# Selection
==================================================
# Opinion: US Cutter Raindrop vs Graphtec Craft Robo 2



## Crit21 (Apr 4, 2009)

Which would you choose and why?


----------



## kenimes (Feb 12, 2008)

Depends on your intended use....


----------



## Crit21 (Apr 4, 2009)

kenimes said:


> Depends on your intended use....


They're both listed on USCutter.com as "craft and scrapbooking cutters", they would have identical intended uses.

My primary use would be cutting vinyl. I was wondering if anyone had personal experience with either/both, and would be willing to share their likes and dislikes for each.


----------



## DTFuqua (Jun 26, 2008)

I would choose the graphtec as that was what I chose when I bought my cutter before and am very happy with it. I did buy the 24" model though.


----------



## Lnfortun (Feb 18, 2006)

Crit21 said:


> They're both listed on USCutter.com as "craft and scrapbooking cutters", they would have identical intended uses.
> 
> My primary use would be cutting vinyl. I was wondering if anyone had personal experience with either/both, and would be willing to share their likes and dislikes for each.


Craft Robo is for scrap booking and Craft Robo Pro is a lower level professional model. Although it can be used for scarp booking. Any vinyl cutter canbe used for scrap booking if that is what you want. I use Carft Robo Pro for vinyl, light transfer masking and opaque transfer contour cutting.


----------



## ino (Jan 23, 2007)

If price is not an issue I'd choose Japanese over Chinese. just my opinion.


----------



## Crit21 (Apr 4, 2009)

Great...which is which?


----------



## ino (Jan 23, 2007)

Probably both are made in PRC however I'm sure the craf robo would have Japanese quality control, the other I'm not sure of.


----------



## Crit21 (Apr 4, 2009)

No offense intended, but when someone says pick the one made in Japan, but says both are made in China, it felt like someone was pulling the newbie's leg. As you can see, I'm totally new at this. 

Frankly, with the worst of the recession to come, and business expenses rising while customers keep quitting to save on household expenses, I could sure use some serious advice. I have a business that could use the extra income signs can bring in. I make a few signs by hand, and they seem to generate some reponse. I figure more signs will be even better.
==================================================
# Material shown
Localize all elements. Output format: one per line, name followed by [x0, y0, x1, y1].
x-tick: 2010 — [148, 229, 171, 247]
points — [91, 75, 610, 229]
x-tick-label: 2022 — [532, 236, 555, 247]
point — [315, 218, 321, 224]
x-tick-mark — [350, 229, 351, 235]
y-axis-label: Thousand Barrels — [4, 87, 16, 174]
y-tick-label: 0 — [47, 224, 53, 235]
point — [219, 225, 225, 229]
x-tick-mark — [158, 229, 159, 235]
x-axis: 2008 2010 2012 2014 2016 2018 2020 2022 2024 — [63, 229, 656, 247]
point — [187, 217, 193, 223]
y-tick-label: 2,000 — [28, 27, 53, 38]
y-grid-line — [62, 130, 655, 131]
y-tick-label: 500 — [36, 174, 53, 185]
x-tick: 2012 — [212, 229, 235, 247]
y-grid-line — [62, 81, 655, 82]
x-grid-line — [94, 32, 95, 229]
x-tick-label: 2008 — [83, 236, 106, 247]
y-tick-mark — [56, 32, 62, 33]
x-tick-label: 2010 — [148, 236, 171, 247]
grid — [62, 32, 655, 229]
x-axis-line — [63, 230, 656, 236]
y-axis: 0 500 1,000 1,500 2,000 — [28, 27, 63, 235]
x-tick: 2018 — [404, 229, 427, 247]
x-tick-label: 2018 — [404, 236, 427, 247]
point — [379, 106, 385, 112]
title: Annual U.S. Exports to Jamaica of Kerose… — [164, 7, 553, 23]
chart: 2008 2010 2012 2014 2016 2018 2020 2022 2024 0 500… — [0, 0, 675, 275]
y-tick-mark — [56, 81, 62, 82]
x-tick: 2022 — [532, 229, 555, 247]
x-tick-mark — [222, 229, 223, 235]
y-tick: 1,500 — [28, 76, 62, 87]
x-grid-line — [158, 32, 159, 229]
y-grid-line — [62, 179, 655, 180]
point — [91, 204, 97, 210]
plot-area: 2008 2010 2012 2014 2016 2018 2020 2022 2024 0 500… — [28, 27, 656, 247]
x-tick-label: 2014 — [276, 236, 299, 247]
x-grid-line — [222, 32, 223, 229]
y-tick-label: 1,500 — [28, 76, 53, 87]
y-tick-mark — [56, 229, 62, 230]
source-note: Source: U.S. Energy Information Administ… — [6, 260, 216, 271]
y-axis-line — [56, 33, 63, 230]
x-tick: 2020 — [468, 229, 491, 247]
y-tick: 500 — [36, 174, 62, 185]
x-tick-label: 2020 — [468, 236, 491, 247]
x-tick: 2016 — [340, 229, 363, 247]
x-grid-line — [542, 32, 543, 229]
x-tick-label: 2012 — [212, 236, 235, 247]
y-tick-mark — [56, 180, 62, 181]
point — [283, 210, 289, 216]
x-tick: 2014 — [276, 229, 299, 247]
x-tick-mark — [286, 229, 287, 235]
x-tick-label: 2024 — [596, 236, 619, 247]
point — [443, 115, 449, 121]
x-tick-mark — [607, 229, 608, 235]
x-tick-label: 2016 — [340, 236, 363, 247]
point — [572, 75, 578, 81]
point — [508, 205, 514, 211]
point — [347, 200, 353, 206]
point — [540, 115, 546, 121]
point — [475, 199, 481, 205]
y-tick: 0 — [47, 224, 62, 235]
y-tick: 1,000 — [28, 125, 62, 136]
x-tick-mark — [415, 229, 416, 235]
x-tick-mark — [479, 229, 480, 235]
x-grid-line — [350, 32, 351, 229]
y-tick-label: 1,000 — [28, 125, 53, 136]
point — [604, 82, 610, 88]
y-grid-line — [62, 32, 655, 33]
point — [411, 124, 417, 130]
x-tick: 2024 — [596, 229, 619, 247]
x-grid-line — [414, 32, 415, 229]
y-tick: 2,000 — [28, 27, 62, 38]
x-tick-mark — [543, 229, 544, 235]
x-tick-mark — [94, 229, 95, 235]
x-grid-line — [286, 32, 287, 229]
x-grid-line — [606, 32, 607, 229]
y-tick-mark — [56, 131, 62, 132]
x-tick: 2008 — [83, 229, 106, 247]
==================================================
# Exercise
Please rewrite the part of the cutter thread that begins at "## Lnfortun (Feb" and stops after "transfer contour cutting.", using "dark" in place of "opaque".

# The result
## Lnfortun (Feb 18, 2006)

Crit21 said:


> They're both listed on USCutter.com as "craft and scrapbooking cutters", they would have identical intended uses.
> 
> My primary use would be cutting vinyl. I was wondering if anyone had personal experience with either/both, and would be willing to share their likes and dislikes for each.


Craft Robo is for scrap booking and Craft Robo Pro is a lower level professional model. Although it can be used for scarp booking. Any vinyl cutter canbe used for scrap booking if that is what you want. I use Carft Robo Pro for vinyl, light transfer masking and dark transfer contour cutting.